:: Data

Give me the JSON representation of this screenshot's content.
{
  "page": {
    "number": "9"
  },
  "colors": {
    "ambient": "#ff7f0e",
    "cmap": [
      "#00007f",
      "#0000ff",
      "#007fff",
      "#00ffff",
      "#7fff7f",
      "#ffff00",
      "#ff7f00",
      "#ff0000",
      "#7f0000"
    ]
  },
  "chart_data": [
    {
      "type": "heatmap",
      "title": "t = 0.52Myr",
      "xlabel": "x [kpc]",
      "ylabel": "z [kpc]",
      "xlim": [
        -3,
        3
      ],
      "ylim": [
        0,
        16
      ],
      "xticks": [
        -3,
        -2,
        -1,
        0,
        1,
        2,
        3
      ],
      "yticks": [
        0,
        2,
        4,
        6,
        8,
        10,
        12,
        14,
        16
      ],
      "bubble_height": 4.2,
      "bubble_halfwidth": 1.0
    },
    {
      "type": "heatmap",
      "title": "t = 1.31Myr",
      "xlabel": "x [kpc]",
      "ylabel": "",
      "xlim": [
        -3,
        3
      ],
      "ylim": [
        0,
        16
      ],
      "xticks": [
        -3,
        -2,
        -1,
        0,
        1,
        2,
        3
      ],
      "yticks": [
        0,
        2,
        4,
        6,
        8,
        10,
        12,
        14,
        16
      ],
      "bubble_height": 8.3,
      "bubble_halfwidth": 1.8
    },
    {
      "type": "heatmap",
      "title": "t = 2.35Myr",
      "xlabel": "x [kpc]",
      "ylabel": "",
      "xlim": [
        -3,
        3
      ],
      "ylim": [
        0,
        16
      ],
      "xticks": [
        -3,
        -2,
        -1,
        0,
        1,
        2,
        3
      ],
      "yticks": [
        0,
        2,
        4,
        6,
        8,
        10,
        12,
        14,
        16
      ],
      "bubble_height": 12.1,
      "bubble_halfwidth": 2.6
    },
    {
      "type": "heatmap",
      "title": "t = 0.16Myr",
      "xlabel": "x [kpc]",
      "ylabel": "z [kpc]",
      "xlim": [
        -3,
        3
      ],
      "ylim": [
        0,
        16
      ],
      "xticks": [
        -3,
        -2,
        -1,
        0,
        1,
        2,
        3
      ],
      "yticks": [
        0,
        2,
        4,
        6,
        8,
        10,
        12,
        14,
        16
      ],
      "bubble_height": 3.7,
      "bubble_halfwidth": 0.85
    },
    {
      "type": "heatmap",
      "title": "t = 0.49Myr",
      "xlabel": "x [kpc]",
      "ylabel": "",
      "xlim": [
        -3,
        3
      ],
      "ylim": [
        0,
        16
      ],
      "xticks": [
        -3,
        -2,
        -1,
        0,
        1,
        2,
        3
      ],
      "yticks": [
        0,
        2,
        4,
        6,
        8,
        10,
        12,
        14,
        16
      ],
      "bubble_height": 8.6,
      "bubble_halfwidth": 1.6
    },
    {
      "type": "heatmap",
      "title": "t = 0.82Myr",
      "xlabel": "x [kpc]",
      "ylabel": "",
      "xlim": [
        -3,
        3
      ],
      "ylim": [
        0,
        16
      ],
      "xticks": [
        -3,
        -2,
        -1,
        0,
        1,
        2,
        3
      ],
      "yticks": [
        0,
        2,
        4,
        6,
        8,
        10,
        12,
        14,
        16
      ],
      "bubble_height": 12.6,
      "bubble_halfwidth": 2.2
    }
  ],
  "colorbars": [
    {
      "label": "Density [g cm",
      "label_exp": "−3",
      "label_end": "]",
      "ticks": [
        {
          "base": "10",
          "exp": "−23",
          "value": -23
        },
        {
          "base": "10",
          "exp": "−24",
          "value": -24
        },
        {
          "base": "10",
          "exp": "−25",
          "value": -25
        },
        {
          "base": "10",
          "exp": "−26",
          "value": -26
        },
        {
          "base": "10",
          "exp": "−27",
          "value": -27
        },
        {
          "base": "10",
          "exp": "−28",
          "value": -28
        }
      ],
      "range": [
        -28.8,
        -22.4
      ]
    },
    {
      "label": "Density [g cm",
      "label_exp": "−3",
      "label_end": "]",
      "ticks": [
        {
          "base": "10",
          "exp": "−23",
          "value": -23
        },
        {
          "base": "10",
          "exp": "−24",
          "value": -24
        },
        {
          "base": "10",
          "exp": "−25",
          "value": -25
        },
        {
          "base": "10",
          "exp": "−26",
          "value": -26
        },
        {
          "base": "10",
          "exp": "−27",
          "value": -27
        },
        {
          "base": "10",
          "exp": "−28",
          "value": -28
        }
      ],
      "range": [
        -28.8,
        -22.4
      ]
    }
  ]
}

::::

### What this task involves
Each line of the listing above should be output exactly.

### Answer in full
Give me the JSON representation of this screenshot's content.
{
  "page": {
    "number": "9"
  },
  "colors": {
    "ambient": "#ff7f0e",
    "cmap": [
      "#00007f",
      "#0000ff",
      "#007fff",
      "#00ffff",
      "#7fff7f",
      "#ffff00",
      "#ff7f00",
      "#ff0000",
      "#7f0000"
    ]
  },
  "chart_data": [
    {
      "type": "heatmap",
      "title": "t = 0.52Myr",
      "xlabel": "x [kpc]",
      "ylabel": "z [kpc]",
      "xlim": [
        -3,
        3
      ],
      "ylim": [
        0,
        16
      ],
      "xticks": [
        -3,
        -2,
        -1,
        0,
        1,
        2,
        3
      ],
      "yticks": [
        0,
        2,
        4,
        6,
        8,
        10,
        12,
        14,
        16
      ],
      "bubble_height": 4.2,
      "bubble_halfwidth": 1.0
    },
    {
      "type": "heatmap",
      "title": "t = 1.31Myr",
      "xlabel": "x [kpc]",
      "ylabel": "",
      "xlim": [
        -3,
        3
      ],
      "ylim": [
        0,
        16
      ],
      "xticks": [
        -3,
        -2,
        -1,
        0,
        1,
        2,
        3
      ],
      "yticks": [
        0,
        2,
        4,
        6,
        8,
        10,
        12,
        14,
        16
      ],
      "bubble_height": 8.3,
      "bubble_halfwidth": 1.8
    },
    {
      "type": "heatmap",
      "title": "t = 2.35Myr",
      "xlabel": "x [kpc]",
      "ylabel": "",
      "xlim": [
        -3,
        3
      ],
      "ylim": [
        0,
        16
      ],
      "xticks": [
        -3,
        -2,
        -1,
        0,
        1,
        2,
        3
      ],
      "yticks": [
        0,
        2,
        4,
        6,
        8,
        10,
        12,
        14,
        16
      ],
      "bubble_height": 12.1,
      "bubble_halfwidth": 2.6
    },
    {
      "type": "heatmap",
      "title": "t = 0.16Myr",
      "xlabel": "x [kpc]",
      "ylabel": "z [kpc]",
      "xlim": [
        -3,
        3
      ],
      "ylim": [
        0,
        16
      ],
      "xticks": [
        -3,
        -2,
        -1,
        0,
        1,
        2,
        3
      ],
      "yticks": [
        0,
        2,
        4,
        6,
        8,
        10,
        12,
        14,
        16
      ],
      "bubble_height": 3.7,
      "bubble_halfwidth": 0.85
    },
    {
      "type": "heatmap",
      "title": "t = 0.49Myr",
      "xlabel": "x [kpc]",
      "ylabel": "",
      "xlim": [
        -3,
        3
      ],
      "ylim": [
        0,
        16
      ],
      "xticks": [
        -3,
        -2,
        -1,
        0,
        1,
        2,
        3
      ],
      "yticks": [
        0,
        2,
        4,
        6,
        8,
        10,
        12,
        14,
        16
      ],
      "bubble_height": 8.6,
      "bubble_halfwidth": 1.6
    },
    {
      "type": "heatmap",
      "title": "t = 0.82Myr",
      "xlabel": "x [kpc]",
      "ylabel": "",
      "xlim": [
        -3,
        3
      ],
      "ylim": [
        0,
        16
      ],
      "xticks": [
        -3,
        -2,
        -1,
        0,
        1,
        2,
        3
      ],
      "yticks": [
        0,
        2,
        4,
        6,
        8,
        10,
        12,
        14,
        16
      ],
      "bubble_height": 12.6,
      "bubble_halfwidth": 2.2
    }
  ],
  "colorbars": [
    {
      "label": "Density [g cm",
      "label_exp": "−3",
      "label_end": "]",
      "ticks": [
        {
          "base": "10",
          "exp": "−23",
          "value": -23
        },
        {
          "base": "10",
          "exp": "−24",
          "value": -24
        },
        {
          "base": "10",
          "exp": "−25",
          "value": -25
        },
        {
          "base": "10",
          "exp": "−26",
          "value": -26
        },
        {
          "base": "10",
          "exp": "−27",
          "value": -27
        },
        {
          "base": "10",
          "exp": "−28",
          "value": -28
        }
      ],
      "range": [
        -28.8,
        -22.4
      ]
    },
    {
      "label": "Density [g cm",
      "label_exp": "−3",
      "label_end": "]",
      "ticks": [
        {
          "base": "10",
          "exp": "−23",
          "value": -23
        },
        {
          "base": "10",
          "exp": "−24",
          "value": -24
        },
        {
          "base": "10",
          "exp": "−25",
          "value": -25
        },
        {
          "base": "10",
          "exp": "−26",
          "value": -26
        },
        {
          "base": "10",
          "exp": "−27",
          "value": -27
        },
        {
          "base": "10",
          "exp": "−28",
          "value": -28
        }
      ],
      "range": [
        -28.8,
        -22.4
      ]
    }
  ]
}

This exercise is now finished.